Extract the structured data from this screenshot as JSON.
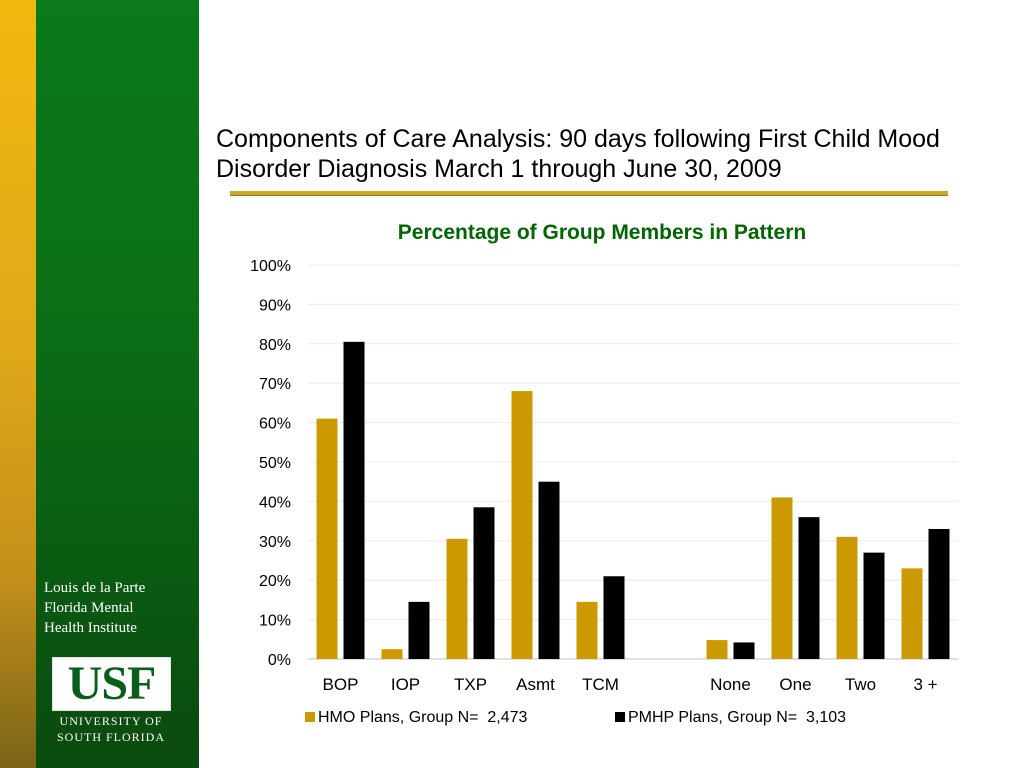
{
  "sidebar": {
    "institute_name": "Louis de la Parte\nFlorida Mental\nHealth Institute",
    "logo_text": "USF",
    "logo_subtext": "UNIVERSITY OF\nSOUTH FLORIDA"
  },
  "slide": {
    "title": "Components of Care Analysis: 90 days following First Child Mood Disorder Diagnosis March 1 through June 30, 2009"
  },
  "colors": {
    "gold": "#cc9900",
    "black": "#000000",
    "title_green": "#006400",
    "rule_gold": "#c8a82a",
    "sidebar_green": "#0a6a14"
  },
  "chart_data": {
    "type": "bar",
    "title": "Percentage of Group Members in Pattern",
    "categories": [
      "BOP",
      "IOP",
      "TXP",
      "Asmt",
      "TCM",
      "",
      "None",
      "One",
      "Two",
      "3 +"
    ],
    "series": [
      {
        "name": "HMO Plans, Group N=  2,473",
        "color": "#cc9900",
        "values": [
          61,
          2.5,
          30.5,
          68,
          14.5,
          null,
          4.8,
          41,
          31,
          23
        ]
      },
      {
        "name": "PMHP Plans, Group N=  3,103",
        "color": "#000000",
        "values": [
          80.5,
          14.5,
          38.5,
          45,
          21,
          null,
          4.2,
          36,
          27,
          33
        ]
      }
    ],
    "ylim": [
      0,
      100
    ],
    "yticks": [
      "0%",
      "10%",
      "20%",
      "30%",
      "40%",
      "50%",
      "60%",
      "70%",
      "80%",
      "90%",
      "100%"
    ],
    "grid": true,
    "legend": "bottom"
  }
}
====================
Aim: Restate the whole listing above exactly, please, omitting every image.

Answer to this task:
Extract the structured data from this screenshot as JSON.
{
  "sidebar": {
    "institute_name": "Louis de la Parte\nFlorida Mental\nHealth Institute",
    "logo_text": "USF",
    "logo_subtext": "UNIVERSITY OF\nSOUTH FLORIDA"
  },
  "slide": {
    "title": "Components of Care Analysis: 90 days following First Child Mood Disorder Diagnosis March 1 through June 30, 2009"
  },
  "colors": {
    "gold": "#cc9900",
    "black": "#000000",
    "title_green": "#006400",
    "rule_gold": "#c8a82a",
    "sidebar_green": "#0a6a14"
  },
  "chart_data": {
    "type": "bar",
    "title": "Percentage of Group Members in Pattern",
    "categories": [
      "BOP",
      "IOP",
      "TXP",
      "Asmt",
      "TCM",
      "",
      "None",
      "One",
      "Two",
      "3 +"
    ],
    "series": [
      {
        "name": "HMO Plans, Group N=  2,473",
        "color": "#cc9900",
        "values": [
          61,
          2.5,
          30.5,
          68,
          14.5,
          null,
          4.8,
          41,
          31,
          23
        ]
      },
      {
        "name": "PMHP Plans, Group N=  3,103",
        "color": "#000000",
        "values": [
          80.5,
          14.5,
          38.5,
          45,
          21,
          null,
          4.2,
          36,
          27,
          33
        ]
      }
    ],
    "ylim": [
      0,
      100
    ],
    "yticks": [
      "0%",
      "10%",
      "20%",
      "30%",
      "40%",
      "50%",
      "60%",
      "70%",
      "80%",
      "90%",
      "100%"
    ],
    "grid": true,
    "legend": "bottom"
  }
}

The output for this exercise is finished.